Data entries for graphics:

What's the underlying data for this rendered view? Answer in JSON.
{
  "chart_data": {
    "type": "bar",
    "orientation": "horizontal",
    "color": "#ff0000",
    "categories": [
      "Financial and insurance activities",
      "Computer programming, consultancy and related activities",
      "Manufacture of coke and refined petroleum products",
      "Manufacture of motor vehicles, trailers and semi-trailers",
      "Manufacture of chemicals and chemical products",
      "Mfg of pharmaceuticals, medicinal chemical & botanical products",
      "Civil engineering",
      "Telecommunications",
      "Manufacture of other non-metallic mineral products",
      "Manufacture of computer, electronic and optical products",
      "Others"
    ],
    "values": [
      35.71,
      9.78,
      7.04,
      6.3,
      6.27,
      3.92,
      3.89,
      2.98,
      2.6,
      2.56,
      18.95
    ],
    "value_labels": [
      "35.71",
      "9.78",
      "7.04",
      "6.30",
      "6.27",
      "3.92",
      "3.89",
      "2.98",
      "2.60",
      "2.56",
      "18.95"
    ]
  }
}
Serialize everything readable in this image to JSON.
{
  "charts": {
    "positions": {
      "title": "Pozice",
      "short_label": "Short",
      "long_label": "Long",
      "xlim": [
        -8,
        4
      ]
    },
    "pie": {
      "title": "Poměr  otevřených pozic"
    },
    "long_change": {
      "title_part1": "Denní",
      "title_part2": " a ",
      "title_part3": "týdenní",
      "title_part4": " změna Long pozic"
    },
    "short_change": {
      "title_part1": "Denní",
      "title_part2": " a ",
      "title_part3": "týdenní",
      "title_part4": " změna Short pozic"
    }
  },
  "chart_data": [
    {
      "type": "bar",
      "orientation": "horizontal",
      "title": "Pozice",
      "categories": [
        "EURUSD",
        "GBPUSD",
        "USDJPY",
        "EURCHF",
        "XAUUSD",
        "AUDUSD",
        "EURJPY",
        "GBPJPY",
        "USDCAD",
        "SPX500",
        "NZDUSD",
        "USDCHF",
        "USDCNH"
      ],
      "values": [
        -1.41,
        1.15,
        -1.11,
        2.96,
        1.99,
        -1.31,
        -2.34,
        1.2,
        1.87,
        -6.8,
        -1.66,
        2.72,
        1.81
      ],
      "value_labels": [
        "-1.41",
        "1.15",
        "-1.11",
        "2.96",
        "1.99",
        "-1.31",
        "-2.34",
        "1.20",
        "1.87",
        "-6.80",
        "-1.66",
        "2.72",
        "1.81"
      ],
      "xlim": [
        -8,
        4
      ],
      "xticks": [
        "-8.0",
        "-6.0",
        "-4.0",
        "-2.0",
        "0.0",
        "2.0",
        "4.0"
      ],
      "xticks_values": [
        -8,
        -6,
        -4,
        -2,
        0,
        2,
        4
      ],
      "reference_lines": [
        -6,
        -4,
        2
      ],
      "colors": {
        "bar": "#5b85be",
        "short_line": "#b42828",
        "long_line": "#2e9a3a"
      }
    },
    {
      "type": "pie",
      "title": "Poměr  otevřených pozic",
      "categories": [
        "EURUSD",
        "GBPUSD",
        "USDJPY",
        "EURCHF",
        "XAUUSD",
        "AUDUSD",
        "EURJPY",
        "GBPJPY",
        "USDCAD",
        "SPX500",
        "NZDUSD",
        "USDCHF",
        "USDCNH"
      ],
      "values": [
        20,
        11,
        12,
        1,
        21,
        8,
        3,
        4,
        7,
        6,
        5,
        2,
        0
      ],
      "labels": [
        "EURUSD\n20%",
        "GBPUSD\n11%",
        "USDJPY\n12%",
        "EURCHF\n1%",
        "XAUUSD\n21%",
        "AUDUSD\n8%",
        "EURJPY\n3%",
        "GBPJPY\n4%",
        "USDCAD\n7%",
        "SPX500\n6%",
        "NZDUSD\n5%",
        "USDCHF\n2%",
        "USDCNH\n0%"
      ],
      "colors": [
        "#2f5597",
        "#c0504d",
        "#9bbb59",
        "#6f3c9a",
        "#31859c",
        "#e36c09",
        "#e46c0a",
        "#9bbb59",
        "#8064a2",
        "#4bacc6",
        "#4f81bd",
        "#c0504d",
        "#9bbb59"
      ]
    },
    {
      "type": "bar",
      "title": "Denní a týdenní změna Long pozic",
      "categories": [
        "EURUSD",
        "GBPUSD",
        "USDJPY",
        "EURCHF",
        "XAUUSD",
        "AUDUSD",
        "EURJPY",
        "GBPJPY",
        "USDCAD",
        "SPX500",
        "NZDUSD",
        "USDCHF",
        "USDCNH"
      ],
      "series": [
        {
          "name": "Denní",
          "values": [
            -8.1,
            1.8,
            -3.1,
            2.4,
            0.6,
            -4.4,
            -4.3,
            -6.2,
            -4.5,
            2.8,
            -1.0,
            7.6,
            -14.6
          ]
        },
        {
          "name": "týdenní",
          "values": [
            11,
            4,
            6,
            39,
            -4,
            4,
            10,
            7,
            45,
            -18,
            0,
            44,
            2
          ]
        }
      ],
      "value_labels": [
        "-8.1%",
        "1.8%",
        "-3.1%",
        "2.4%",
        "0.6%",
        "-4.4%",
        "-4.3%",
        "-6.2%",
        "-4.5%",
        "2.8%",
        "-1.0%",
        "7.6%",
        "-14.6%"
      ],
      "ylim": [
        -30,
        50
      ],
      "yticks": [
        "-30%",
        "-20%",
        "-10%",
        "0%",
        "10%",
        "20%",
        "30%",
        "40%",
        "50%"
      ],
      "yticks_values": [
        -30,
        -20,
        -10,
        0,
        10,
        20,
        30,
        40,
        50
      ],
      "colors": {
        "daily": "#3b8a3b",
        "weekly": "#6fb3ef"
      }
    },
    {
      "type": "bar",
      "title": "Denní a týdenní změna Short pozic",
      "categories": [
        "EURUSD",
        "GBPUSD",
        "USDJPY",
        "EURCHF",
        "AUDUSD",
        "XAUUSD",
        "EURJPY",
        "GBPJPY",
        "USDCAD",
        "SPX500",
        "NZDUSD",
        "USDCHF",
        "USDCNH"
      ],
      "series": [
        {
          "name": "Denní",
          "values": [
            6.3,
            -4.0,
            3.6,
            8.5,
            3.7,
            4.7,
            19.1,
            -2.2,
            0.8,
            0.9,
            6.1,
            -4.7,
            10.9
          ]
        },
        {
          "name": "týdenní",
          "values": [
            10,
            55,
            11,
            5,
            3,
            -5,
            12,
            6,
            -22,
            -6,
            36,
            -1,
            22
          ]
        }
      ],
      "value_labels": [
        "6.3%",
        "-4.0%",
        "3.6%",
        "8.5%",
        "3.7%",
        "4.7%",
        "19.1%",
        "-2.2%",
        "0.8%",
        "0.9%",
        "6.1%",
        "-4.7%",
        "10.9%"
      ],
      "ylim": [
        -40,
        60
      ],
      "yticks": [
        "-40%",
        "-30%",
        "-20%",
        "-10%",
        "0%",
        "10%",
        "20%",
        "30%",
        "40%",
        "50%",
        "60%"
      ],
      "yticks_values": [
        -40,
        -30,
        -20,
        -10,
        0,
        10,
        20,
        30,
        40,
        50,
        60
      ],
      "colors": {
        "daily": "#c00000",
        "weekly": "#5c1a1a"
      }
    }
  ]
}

Given instruction:
Each line of the listing above should be output exactly.

Full response:
What's the underlying data for this rendered view? Answer in JSON.
{
  "chart_data": {
    "type": "bar",
    "orientation": "horizontal",
    "color": "#ff0000",
    "categories": [
      "Financial and insurance activities",
      "Computer programming, consultancy and related activities",
      "Manufacture of coke and refined petroleum products",
      "Manufacture of motor vehicles, trailers and semi-trailers",
      "Manufacture of chemicals and chemical products",
      "Mfg of pharmaceuticals, medicinal chemical & botanical products",
      "Civil engineering",
      "Telecommunications",
      "Manufacture of other non-metallic mineral products",
      "Manufacture of computer, electronic and optical products",
      "Others"
    ],
    "values": [
      35.71,
      9.78,
      7.04,
      6.3,
      6.27,
      3.92,
      3.89,
      2.98,
      2.6,
      2.56,
      18.95
    ],
    "value_labels": [
      "35.71",
      "9.78",
      "7.04",
      "6.30",
      "6.27",
      "3.92",
      "3.89",
      "2.98",
      "2.60",
      "2.56",
      "18.95"
    ]
  }
}
Serialize everything readable in this image to JSON.
{
  "charts": {
    "positions": {
      "title": "Pozice",
      "short_label": "Short",
      "long_label": "Long",
      "xlim": [
        -8,
        4
      ]
    },
    "pie": {
      "title": "Poměr  otevřených pozic"
    },
    "long_change": {
      "title_part1": "Denní",
      "title_part2": " a ",
      "title_part3": "týdenní",
      "title_part4": " změna Long pozic"
    },
    "short_change": {
      "title_part1": "Denní",
      "title_part2": " a ",
      "title_part3": "týdenní",
      "title_part4": " změna Short pozic"
    }
  },
  "chart_data": [
    {
      "type": "bar",
      "orientation": "horizontal",
      "title": "Pozice",
      "categories": [
        "EURUSD",
        "GBPUSD",
        "USDJPY",
        "EURCHF",
        "XAUUSD",
        "AUDUSD",
        "EURJPY",
        "GBPJPY",
        "USDCAD",
        "SPX500",
        "NZDUSD",
        "USDCHF",
        "USDCNH"
      ],
      "values": [
        -1.41,
        1.15,
        -1.11,
        2.96,
        1.99,
        -1.31,
        -2.34,
        1.2,
        1.87,
        -6.8,
        -1.66,
        2.72,
        1.81
      ],
      "value_labels": [
        "-1.41",
        "1.15",
        "-1.11",
        "2.96",
        "1.99",
        "-1.31",
        "-2.34",
        "1.20",
        "1.87",
        "-6.80",
        "-1.66",
        "2.72",
        "1.81"
      ],
      "xlim": [
        -8,
        4
      ],
      "xticks": [
        "-8.0",
        "-6.0",
        "-4.0",
        "-2.0",
        "0.0",
        "2.0",
        "4.0"
      ],
      "xticks_values": [
        -8,
        -6,
        -4,
        -2,
        0,
        2,
        4
      ],
      "reference_lines": [
        -6,
        -4,
        2
      ],
      "colors": {
        "bar": "#5b85be",
        "short_line": "#b42828",
        "long_line": "#2e9a3a"
      }
    },
    {
      "type": "pie",
      "title": "Poměr  otevřených pozic",
      "categories": [
        "EURUSD",
        "GBPUSD",
        "USDJPY",
        "EURCHF",
        "XAUUSD",
        "AUDUSD",
        "EURJPY",
        "GBPJPY",
        "USDCAD",
        "SPX500",
        "NZDUSD",
        "USDCHF",
        "USDCNH"
      ],
      "values": [
        20,
        11,
        12,
        1,
        21,
        8,
        3,
        4,
        7,
        6,
        5,
        2,
        0
      ],
      "labels": [
        "EURUSD\n20%",
        "GBPUSD\n11%",
        "USDJPY\n12%",
        "EURCHF\n1%",
        "XAUUSD\n21%",
        "AUDUSD\n8%",
        "EURJPY\n3%",
        "GBPJPY\n4%",
        "USDCAD\n7%",
        "SPX500\n6%",
        "NZDUSD\n5%",
        "USDCHF\n2%",
        "USDCNH\n0%"
      ],
      "colors": [
        "#2f5597",
        "#c0504d",
        "#9bbb59",
        "#6f3c9a",
        "#31859c",
        "#e36c09",
        "#e46c0a",
        "#9bbb59",
        "#8064a2",
        "#4bacc6",
        "#4f81bd",
        "#c0504d",
        "#9bbb59"
      ]
    },
    {
      "type": "bar",
      "title": "Denní a týdenní změna Long pozic",
      "categories": [
        "EURUSD",
        "GBPUSD",
        "USDJPY",
        "EURCHF",
        "XAUUSD",
        "AUDUSD",
        "EURJPY",
        "GBPJPY",
        "USDCAD",
        "SPX500",
        "NZDUSD",
        "USDCHF",
        "USDCNH"
      ],
      "series": [
        {
          "name": "Denní",
          "values": [
            -8.1,
            1.8,
            -3.1,
            2.4,
            0.6,
            -4.4,
            -4.3,
            -6.2,
            -4.5,
            2.8,
            -1.0,
            7.6,
            -14.6
          ]
        },
        {
          "name": "týdenní",
          "values": [
            11,
            4,
            6,
            39,
            -4,
            4,
            10,
            7,
            45,
            -18,
            0,
            44,
            2
          ]
        }
      ],
      "value_labels": [
        "-8.1%",
        "1.8%",
        "-3.1%",
        "2.4%",
        "0.6%",
        "-4.4%",
        "-4.3%",
        "-6.2%",
        "-4.5%",
        "2.8%",
        "-1.0%",
        "7.6%",
        "-14.6%"
      ],
      "ylim": [
        -30,
        50
      ],
      "yticks": [
        "-30%",
        "-20%",
        "-10%",
        "0%",
        "10%",
        "20%",
        "30%",
        "40%",
        "50%"
      ],
      "yticks_values": [
        -30,
        -20,
        -10,
        0,
        10,
        20,
        30,
        40,
        50
      ],
      "colors": {
        "daily": "#3b8a3b",
        "weekly": "#6fb3ef"
      }
    },
    {
      "type": "bar",
      "title": "Denní a týdenní změna Short pozic",
      "categories": [
        "EURUSD",
        "GBPUSD",
        "USDJPY",
        "EURCHF",
        "AUDUSD",
        "XAUUSD",
        "EURJPY",
        "GBPJPY",
        "USDCAD",
        "SPX500",
        "NZDUSD",
        "USDCHF",
        "USDCNH"
      ],
      "series": [
        {
          "name": "Denní",
          "values": [
            6.3,
            -4.0,
            3.6,
            8.5,
            3.7,
            4.7,
            19.1,
            -2.2,
            0.8,
            0.9,
            6.1,
            -4.7,
            10.9
          ]
        },
        {
          "name": "týdenní",
          "values": [
            10,
            55,
            11,
            5,
            3,
            -5,
            12,
            6,
            -22,
            -6,
            36,
            -1,
            22
          ]
        }
      ],
      "value_labels": [
        "6.3%",
        "-4.0%",
        "3.6%",
        "8.5%",
        "3.7%",
        "4.7%",
        "19.1%",
        "-2.2%",
        "0.8%",
        "0.9%",
        "6.1%",
        "-4.7%",
        "10.9%"
      ],
      "ylim": [
        -40,
        60
      ],
      "yticks": [
        "-40%",
        "-30%",
        "-20%",
        "-10%",
        "0%",
        "10%",
        "20%",
        "30%",
        "40%",
        "50%",
        "60%"
      ],
      "yticks_values": [
        -40,
        -30,
        -20,
        -10,
        0,
        10,
        20,
        30,
        40,
        50,
        60
      ],
      "colors": {
        "daily": "#c00000",
        "weekly": "#5c1a1a"
      }
    }
  ]
}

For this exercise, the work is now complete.